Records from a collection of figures
┌──
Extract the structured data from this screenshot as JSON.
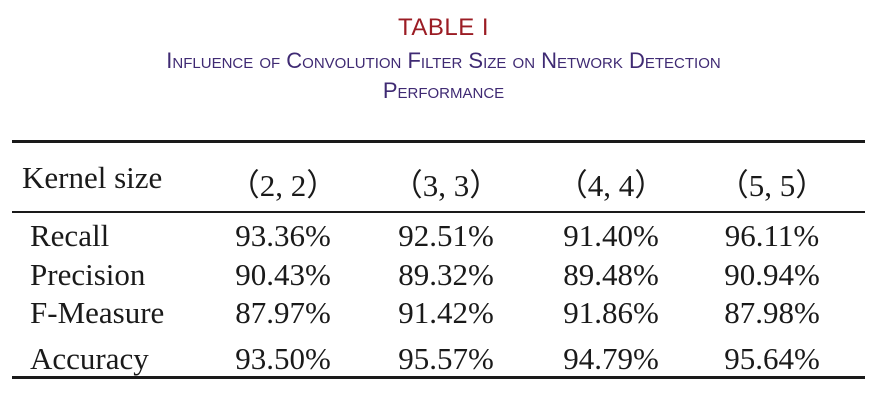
{
  "caption": {
    "label": "TABLE I",
    "title_line1": "Influence of Convolution Filter Size on Network Detection",
    "title_line2": "Performance"
  },
  "table": {
    "header": {
      "label": "Kernel size",
      "columns": [
        "（2, 2）",
        "（3, 3）",
        "（4, 4）",
        "（5, 5）"
      ]
    },
    "rows": [
      {
        "label": "Recall",
        "values": [
          "93.36%",
          "92.51%",
          "91.40%",
          "96.11%"
        ]
      },
      {
        "label": "Precision",
        "values": [
          "90.43%",
          "89.32%",
          "89.48%",
          "90.94%"
        ]
      },
      {
        "label": "F-Measure",
        "values": [
          "87.97%",
          "91.42%",
          "91.86%",
          "87.98%"
        ]
      },
      {
        "label": "Accuracy",
        "values": [
          "93.50%",
          "95.57%",
          "94.79%",
          "95.64%"
        ]
      }
    ]
  }
}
└──
Every line of the records that includes the word "label" should be gathered.

> Output for this exercise:
    "label": "TABLE I",
      "label": "Kernel size",
        "label": "Recall",
        "label": "Precision",
        "label": "F-Measure",
        "label": "Accuracy",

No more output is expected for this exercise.